**WHAT IS EXPECTED:**
Go through the records and extract every line with the word "this".

[Opening RECORDS FOR THE EXERCISE section]

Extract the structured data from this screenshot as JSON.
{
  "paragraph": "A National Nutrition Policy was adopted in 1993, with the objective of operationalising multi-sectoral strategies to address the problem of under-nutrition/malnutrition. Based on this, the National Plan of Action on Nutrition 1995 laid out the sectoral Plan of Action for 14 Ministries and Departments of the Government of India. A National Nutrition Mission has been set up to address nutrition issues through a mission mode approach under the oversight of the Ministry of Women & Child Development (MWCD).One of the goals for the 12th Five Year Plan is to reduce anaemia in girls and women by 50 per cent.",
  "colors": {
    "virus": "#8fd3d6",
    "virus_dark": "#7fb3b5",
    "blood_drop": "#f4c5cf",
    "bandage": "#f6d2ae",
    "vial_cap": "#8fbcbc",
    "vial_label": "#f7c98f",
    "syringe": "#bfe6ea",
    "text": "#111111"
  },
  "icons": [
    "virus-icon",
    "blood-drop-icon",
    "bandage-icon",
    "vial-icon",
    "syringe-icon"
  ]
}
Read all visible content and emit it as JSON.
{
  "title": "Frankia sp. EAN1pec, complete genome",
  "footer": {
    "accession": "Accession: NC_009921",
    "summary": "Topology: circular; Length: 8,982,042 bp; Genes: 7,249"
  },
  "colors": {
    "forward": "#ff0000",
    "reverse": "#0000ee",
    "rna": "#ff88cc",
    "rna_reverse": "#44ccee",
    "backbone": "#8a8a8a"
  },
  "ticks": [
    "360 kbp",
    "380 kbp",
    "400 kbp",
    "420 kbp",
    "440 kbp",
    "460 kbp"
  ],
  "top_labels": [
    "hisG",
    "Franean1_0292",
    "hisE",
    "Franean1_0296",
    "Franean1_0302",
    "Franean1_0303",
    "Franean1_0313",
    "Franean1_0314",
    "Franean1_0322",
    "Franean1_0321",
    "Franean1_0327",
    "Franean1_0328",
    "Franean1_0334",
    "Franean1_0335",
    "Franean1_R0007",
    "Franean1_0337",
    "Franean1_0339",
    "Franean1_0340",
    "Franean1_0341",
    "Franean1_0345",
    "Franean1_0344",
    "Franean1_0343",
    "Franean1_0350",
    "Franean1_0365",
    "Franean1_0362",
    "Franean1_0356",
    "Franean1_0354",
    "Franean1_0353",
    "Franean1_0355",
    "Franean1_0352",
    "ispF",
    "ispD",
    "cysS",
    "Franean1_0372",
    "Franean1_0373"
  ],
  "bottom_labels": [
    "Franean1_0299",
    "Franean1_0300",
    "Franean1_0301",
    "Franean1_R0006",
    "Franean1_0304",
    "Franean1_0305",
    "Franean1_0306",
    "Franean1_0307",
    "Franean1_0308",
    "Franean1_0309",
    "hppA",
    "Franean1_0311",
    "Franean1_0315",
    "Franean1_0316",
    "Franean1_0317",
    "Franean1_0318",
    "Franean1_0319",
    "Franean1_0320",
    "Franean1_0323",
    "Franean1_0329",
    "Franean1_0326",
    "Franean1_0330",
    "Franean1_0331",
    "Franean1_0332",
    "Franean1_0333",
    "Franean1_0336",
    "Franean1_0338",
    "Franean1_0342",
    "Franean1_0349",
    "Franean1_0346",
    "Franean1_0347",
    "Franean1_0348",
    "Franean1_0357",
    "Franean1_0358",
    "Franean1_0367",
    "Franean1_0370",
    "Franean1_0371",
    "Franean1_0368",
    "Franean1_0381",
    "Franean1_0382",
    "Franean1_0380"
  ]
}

[Closing RECORDS FOR THE EXERCISE section]

**RESPONSE AREA:**
Extract the structured data from this screenshot as JSON.
  "paragraph": "A National Nutrition Policy was adopted in 1993, with the objective of operationalising multi-sectoral strategies to address the problem of under-nutrition/malnutrition. Based on this, the National Plan of Action on Nutrition 1995 laid out the sectoral Plan of Action for 14 Ministries and Departments of the Government of India. A National Nutrition Mission has been set up to address nutrition issues through a mission mode approach under the oversight of the Ministry of Women & Child Development (MWCD).One of the goals for the 12th Five Year Plan is to reduce anaemia in girls and women by 50 per cent.",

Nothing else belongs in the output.